■ EXTRAIT FOURNI:
━━━━━━
Il est dedans et dehors : proche des collaborateurs et des services – réacteur de l’entreprise – mais aussi fin connaisseur de ses clients et de leurs attentes. Grâce à sa position transverse, le Chief Customer Officer replace le client au coeur de la stratégie et permet d’établir de nouvelles frontières avec le marché.
La satisfaction client n’est-elle pas le graal de toute entreprise ? Si, et pourtant. Soyons honnête : on peut parfois l’oublier. Bien souvent, nous sommes happés par la grande place prise par les tâches quotidiennes qui nous empêchent de prendre la hauteur nécessaire pour déterminer si telle ou telle action a de la valeur pour le client. Nous oublions ainsi parfois que la finalité du travail n’est pas d’accomplir des tâches mais de satisfaire le client.
Comment peut-on en arriver à cet oubli ? Derrière cette erreur de trajectoire, se cache un coupable : l’organisation en silo. Cette structure classique de l’entreprise, où chaque département navigue de son côté sans vraiment tenir compte des autres, est l’ennemi des expériences clients réussies.
Le Chief Customer Officer, parce qu’il abolit les frontières entre les services pour mieux repousser celles de la satisfaction client, est un atout de taille pour ne jamais perdre de vue l’importance essentielle de l’expérience client, et garantir sa qualité tout au long du parcours client. Sa hauteur de vue, sa connaissance des enjeux globaux lui permettent de s’assurer que le client reste la priorité de tous, du premier échelon au comité exécutif. Il décloisonne les services fermés sur eux-mêmes et impose un cap : celui de rester concentré sur son destinataire final. Il personnifie le fameux passage des 4P aux 4E, d’une culture d’entreprise orientée produit/qualité à une culture d’entreprise orientée client/expérience.
━━━━━━
■ TÂCHE À RÉALISER:
D'après l'extrait consacré au Chief Customer Officer, quelle structure d'entreprise est désignée comme l'ennemi des expériences clients réussies ? Le matériau ci-après est sans rapport avec l'extrait.
━━━━━━
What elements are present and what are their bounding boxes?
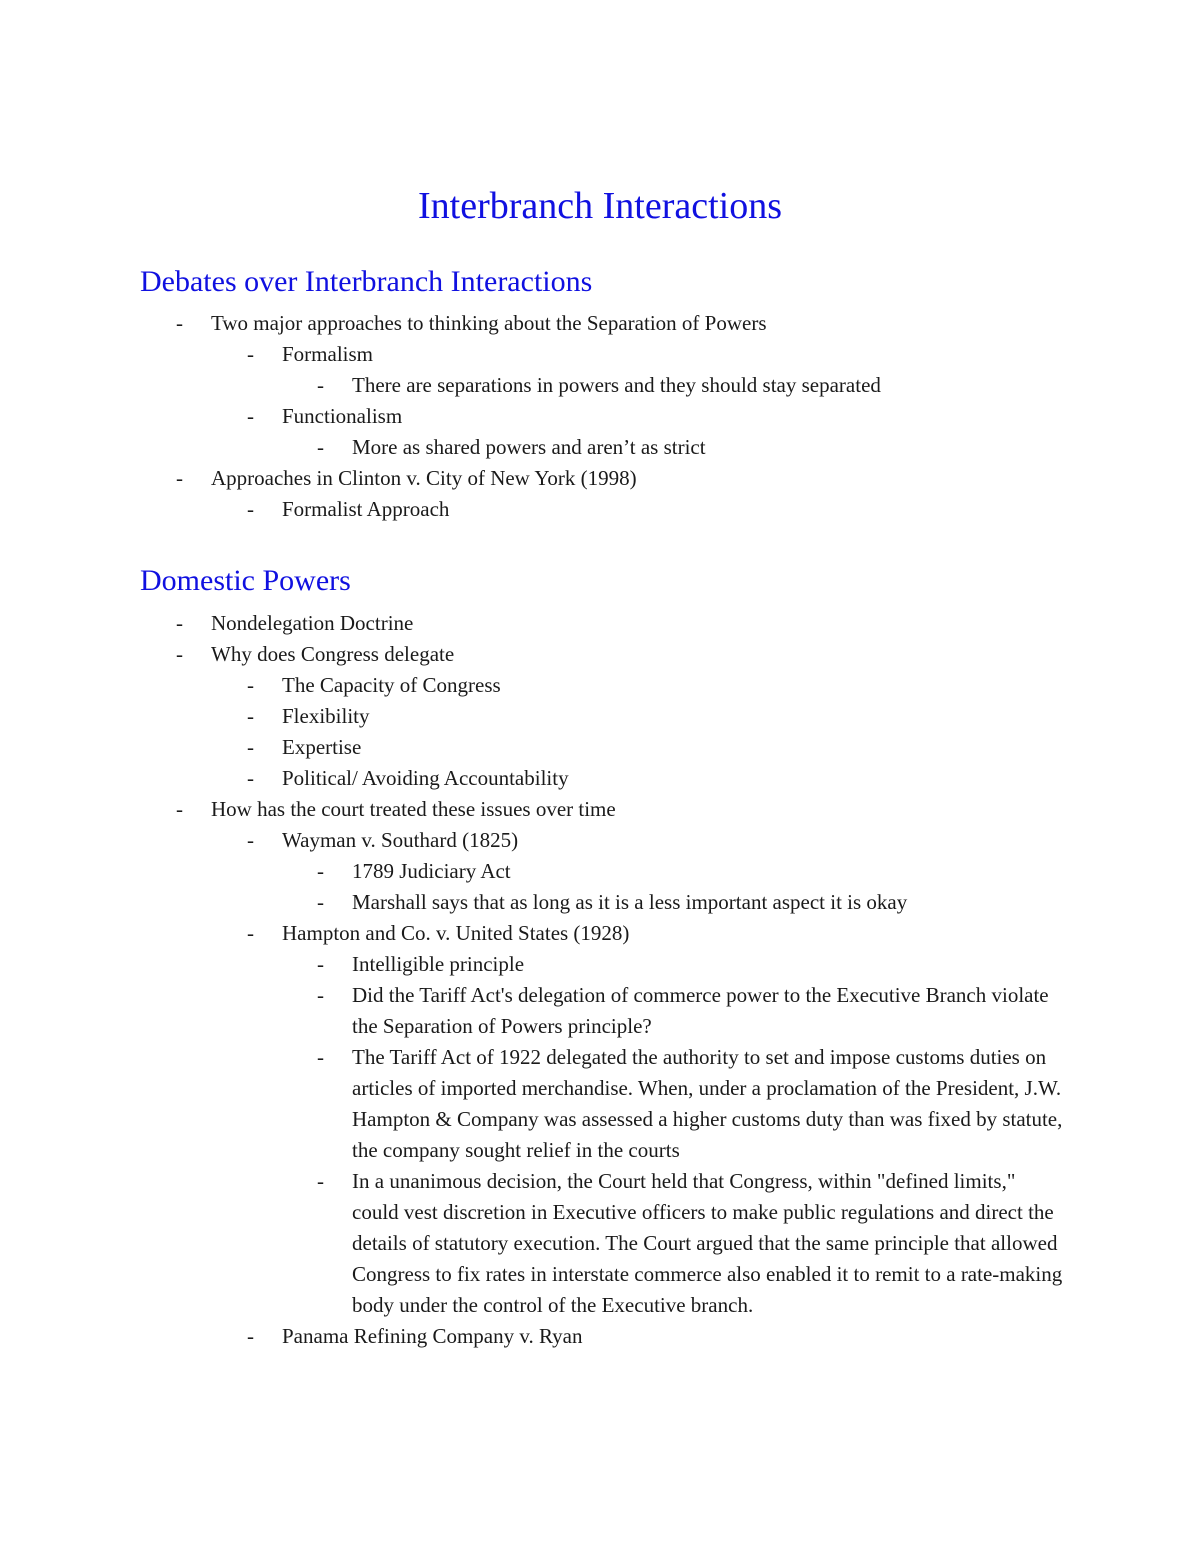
bullet-dash: - [317, 859, 324, 883]
list-item [0, 1042, 1200, 1166]
list-item-text: The Capacity of Congress [282, 673, 501, 697]
list-item-text: In a unanimous decision, the Court held that Congress, within "defined limits," could vest discretion in Executive officers to make public regulations and direct the details of statutory execution. The Court argued that the same principle that allowed Congress to fix rates in interstate commerce also enabled it to remit to a rate-making body under the control of the Executive branch. [352, 1169, 1063, 1317]
list-item-text: Panama Refining Company v. Ryan [282, 1324, 583, 1348]
bullet-dash: - [247, 735, 254, 759]
list-item [0, 732, 1200, 763]
list-item-text: Formalist Approach [282, 497, 450, 521]
list-item-text: Marshall says that as long as it is a less important aspect it is okay [352, 890, 908, 914]
list-item [0, 639, 1200, 670]
list-item [0, 339, 1200, 370]
list-item [0, 670, 1200, 701]
list-item-text: Wayman v. Southard (1825) [282, 828, 519, 852]
list-item-text: Political/ Avoiding Accountability [282, 766, 569, 790]
bullet-dash: - [317, 1169, 324, 1193]
list-item [0, 825, 1200, 856]
list-item-text: How has the court treated these issues over time [211, 797, 616, 821]
document-title: Interbranch Interactions [418, 185, 782, 227]
list-item [0, 949, 1200, 980]
list-item-text: The Tariff Act of 1922 delegated the authority to set and impose customs duties on articles of imported merchandise. When, under a proclamation of the President, J.W. Hampton & Company was assessed a higher customs duty than was fixed by statute, the company sought relief in the courts [352, 1045, 1063, 1162]
section-heading-domestic-powers: Domestic Powers [140, 564, 351, 597]
bullet-dash: - [247, 673, 254, 697]
list-item-text: Flexibility [282, 704, 370, 728]
bullet-dash: - [247, 497, 254, 521]
list-item [0, 370, 1200, 401]
bullet-dash: - [247, 828, 254, 852]
list-item [0, 608, 1200, 639]
list-item-text: 1789 Judiciary Act [352, 859, 511, 883]
bullet-dash: - [176, 466, 183, 490]
list-item [0, 887, 1200, 918]
list-item [0, 980, 1200, 1042]
bullet-dash: - [247, 704, 254, 728]
list-item-text: Approaches in Clinton v. City of New York (1998) [211, 466, 637, 490]
list-item-text: There are separations in powers and they should stay separated [352, 373, 881, 397]
bullet-dash: - [176, 642, 183, 666]
bullet-dash: - [247, 404, 254, 428]
domestic-powers-bullet-list [0, 608, 1200, 1352]
list-item-text: Why does Congress delegate [211, 642, 455, 666]
list-item [0, 763, 1200, 794]
bullet-dash: - [317, 435, 324, 459]
list-item-text: Two major approaches to thinking about the Separation of Powers [211, 311, 767, 335]
bullet-dash: - [317, 890, 324, 914]
bullet-dash: - [176, 797, 183, 821]
bullet-dash: - [317, 1045, 324, 1069]
bullet-dash: - [176, 311, 183, 335]
bullet-dash: - [176, 611, 183, 635]
list-item [0, 432, 1200, 463]
list-item [0, 1166, 1200, 1321]
section-heading-debates: Debates over Interbranch Interactions [140, 265, 593, 298]
bullet-dash: - [247, 921, 254, 945]
bullet-dash: - [317, 373, 324, 397]
list-item-text: Nondelegation Doctrine [211, 611, 414, 635]
list-item [0, 856, 1200, 887]
list-item [0, 794, 1200, 825]
bullet-dash: - [247, 1324, 254, 1348]
list-item [0, 701, 1200, 732]
list-item-text: Expertise [282, 735, 362, 759]
list-item [0, 463, 1200, 494]
list-item-text: More as shared powers and aren’t as strict [352, 435, 706, 459]
list-item [0, 494, 1200, 525]
list-item [0, 308, 1200, 339]
bullet-dash: - [247, 766, 254, 790]
list-item-text: Formalism [282, 342, 374, 366]
list-item-text: Did the Tariff Act's delegation of commerce power to the Executive Branch violate the Separation of Powers principle? [352, 983, 1049, 1038]
list-item [0, 401, 1200, 432]
bullet-dash: - [317, 952, 324, 976]
list-item-text: Intelligible principle [352, 952, 525, 976]
bullet-dash: - [317, 983, 324, 1007]
list-item [0, 918, 1200, 949]
bullet-dash: - [247, 342, 254, 366]
debates-bullet-list [0, 308, 1200, 525]
list-item-text: Hampton and Co. v. United States (1928) [282, 921, 630, 945]
list-item [0, 1321, 1200, 1352]
list-item-text: Functionalism [282, 404, 403, 428]
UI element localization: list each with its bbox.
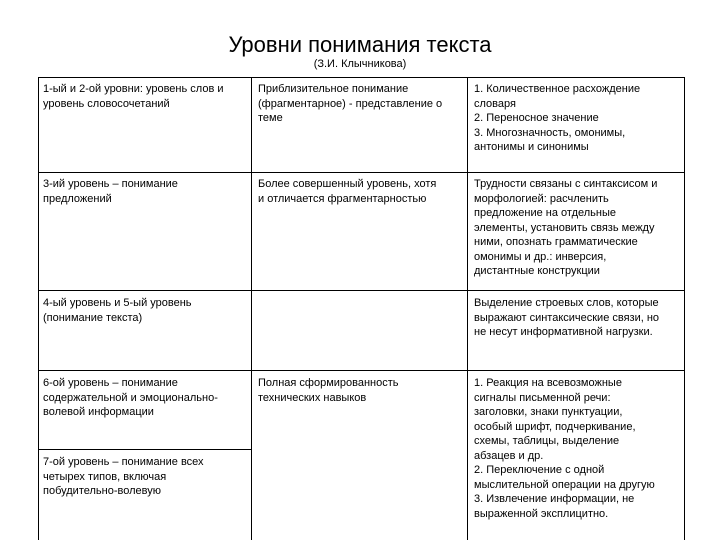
column-divider	[467, 77, 468, 540]
table-border-top	[38, 77, 685, 78]
table-cell-level: 4-ый уровень и 5-ый уровень (понимание текста)	[43, 297, 192, 324]
table-cell-description: Полная сформированность технических навыков	[258, 377, 399, 404]
table-cell-level: 1-ый и 2-ой уровни: уровень слов и уровень словосочетаний	[43, 83, 224, 110]
row-divider	[38, 172, 685, 173]
column-divider	[251, 77, 252, 540]
row-divider	[38, 370, 685, 371]
table-cell-description: Приблизительное понимание (фрагментарное) - представление о теме	[258, 83, 443, 124]
table-cell-difficulties: Выделение строевых слов, которые выражают синтаксические связи, но не несут информативной нагрузки.	[474, 297, 660, 338]
table-cell-difficulties: Трудности связаны с синтаксисом и морфологией: расчленить предложение на отдельные элементы, установить связь между ними, опознать грамматические омонимы и др.: инверсия, дистантные конструкции	[474, 178, 658, 277]
table-cell-description: Более совершенный уровень, хотя и отличается фрагментарностью	[258, 178, 437, 205]
table-border-left	[38, 77, 39, 540]
table-cell-level: 3-ий уровень – понимание предложений	[43, 178, 178, 205]
sub-row-divider	[38, 449, 251, 450]
table-cell-difficulties: 1. Реакция на всевозможные сигналы письменной речи: заголовки, знаки пунктуации, особый шрифт, подчеркивание, схемы, таблицы, выделение абзацев и др. 2. Переключение с одной мыслительной операции на другую 3. Извлечение информации, не выраженной эксплицитно.	[474, 377, 655, 520]
page-title: Уровни понимания текста	[228, 32, 492, 57]
row-divider	[38, 290, 685, 291]
table-cell-difficulties: 1. Количественное расхождение словаря 2. Переносное значение 3. Многозначность, омонимы, антонимы и синонимы	[474, 83, 641, 153]
table-border-right	[684, 77, 685, 540]
page-subtitle: (З.И. Клычникова)	[313, 58, 407, 70]
table-cell-level-extra: 7-ой уровень – понимание всех четырех типов, включая побудительно-волевую	[43, 456, 204, 497]
table-cell-level: 6-ой уровень – понимание содержательной и эмоционально- волевой информации	[43, 377, 218, 418]
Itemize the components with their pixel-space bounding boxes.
━━━━━━
■ SOLUTION DE L'EXERCICE:
L'organisation en silo.